**Given text:**
------
2007-10-26 06:52:50

by lioupayphone

[permalink] [raw]
Subject: a potential deadlock?

Hi All

Here is a question to be confirmed.

In ext3_ioctl() with "cmd == EXT3_IOC_SETFLAGS", we firstly lock
"inode->i_mutex", start a handle with 1 journal-block by calling
ext3_journal_start(). In ext3_new_blocks(), say QUOTA was enabled with vfsv0
format, we will call the function "DQUOT_ALLOC_BLOCK()". The handle in
ext3_new_blocks() was started by high-level functions, and
DQUOT_ALLOC_BLOCK() will finally calles ext3_quota_write() in which it try
to lock the "i_mutex" of the inode of a quota-file.

At it happens, when we want to modify the inodes of quota-files via
ext3_ioctl(cmd = EXT3_IOC_SETFLAGS) (say process-A), another guy try to
execute ext3_quota_write() by calling DQUOT_ALLOC_BLOCK() (say process-B). I
guess a potential deadlock between process-A and process-B would happen in
such a executing sequence:

(1) process-B got many journal-blocks, then came into ext3_new_blocks(),
hung up
(2) process-A locked i_mutex of the inode of a quota-file, then try to
starts a handle. Unfortunately, there are no enough journal-blocks left for
process-A.
------
**Data shown:**
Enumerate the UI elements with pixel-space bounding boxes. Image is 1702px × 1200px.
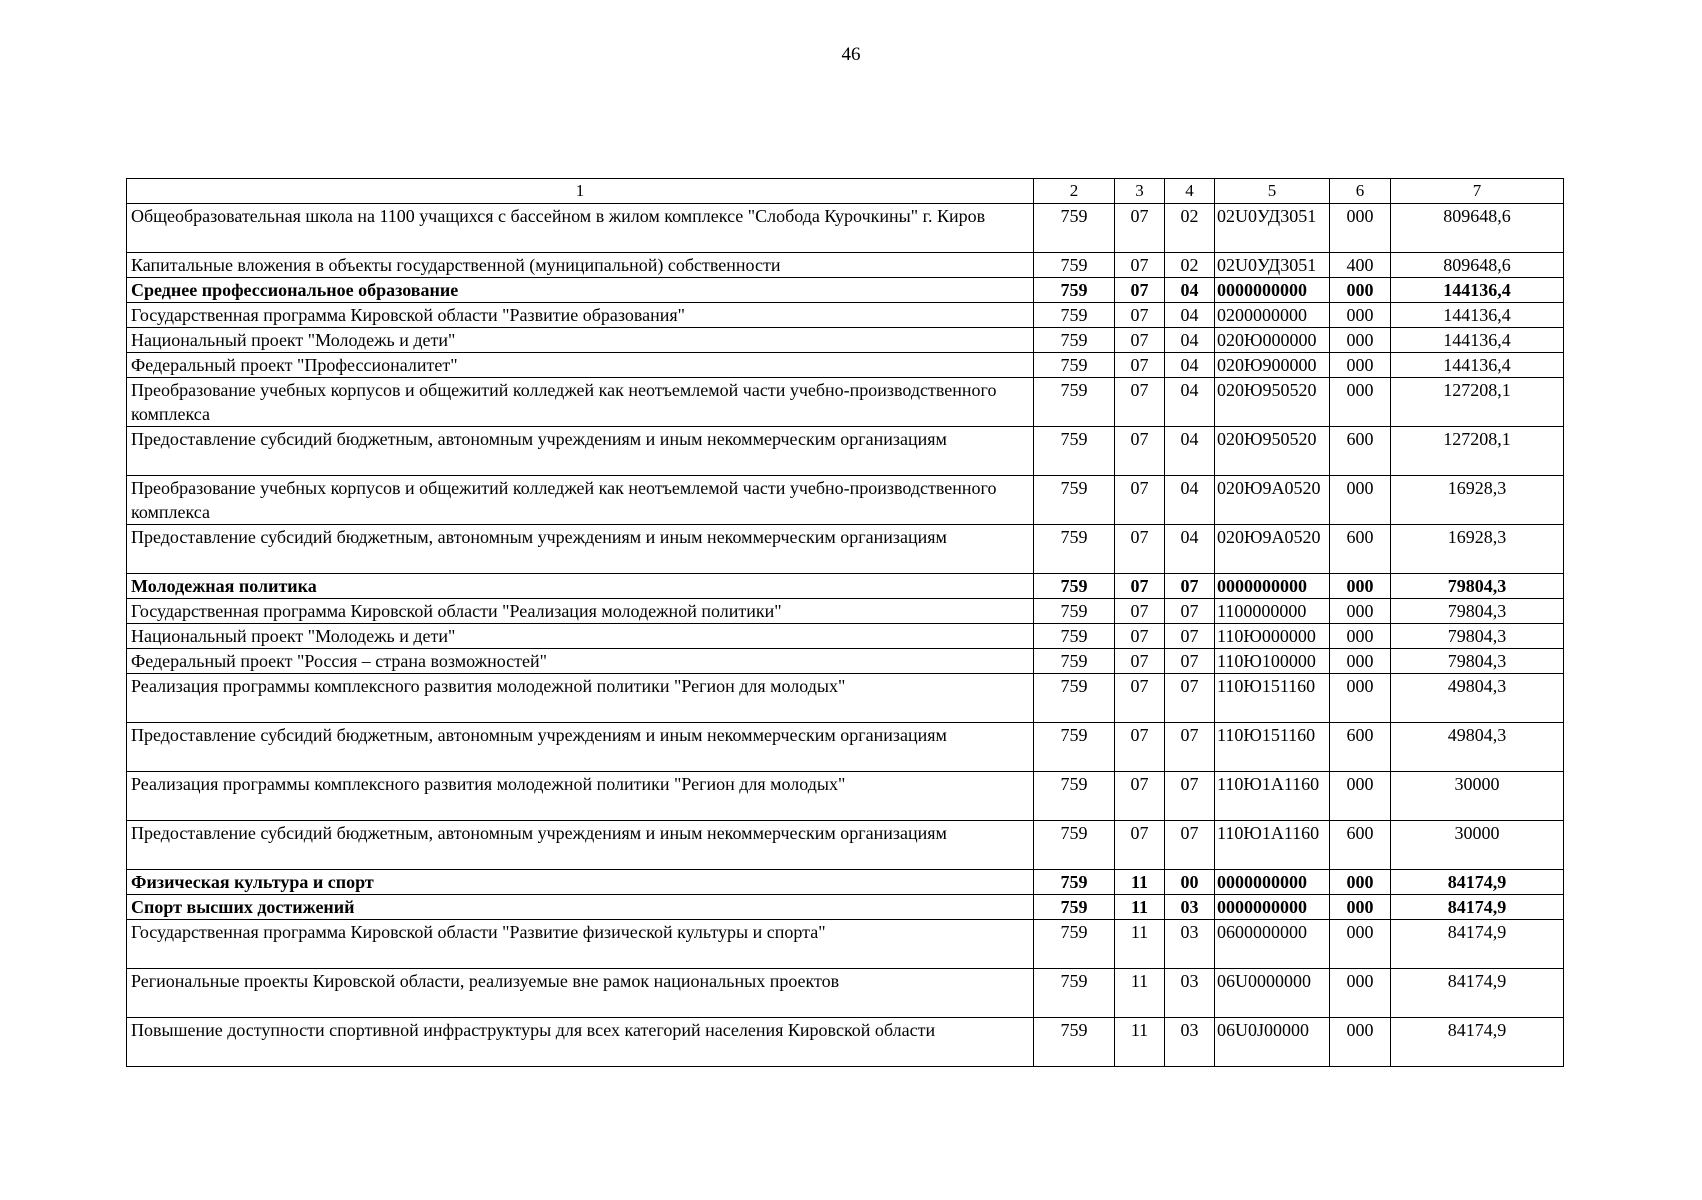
------
**Task requirements:**
(a) In the deadlock post, how many journal blocks does the handle started in ext3_ioctl() have?
(b) Duplicate everything in the deadlock post from "Here is a question" down to "of a quota-file.".

**Outputs for the tasks:**
(a) One journal block.

(b)
Here is a question to be confirmed.

In ext3_ioctl() with "cmd == EXT3_IOC_SETFLAGS", we firstly lock
"inode->i_mutex", start a handle with 1 journal-block by calling
ext3_journal_start(). In ext3_new_blocks(), say QUOTA was enabled with vfsv0
format, we will call the function "DQUOT_ALLOC_BLOCK()". The handle in
ext3_new_blocks() was started by high-level functions, and
DQUOT_ALLOC_BLOCK() will finally calles ext3_quota_write() in which it try
to lock the "i_mutex" of the inode of a quota-file.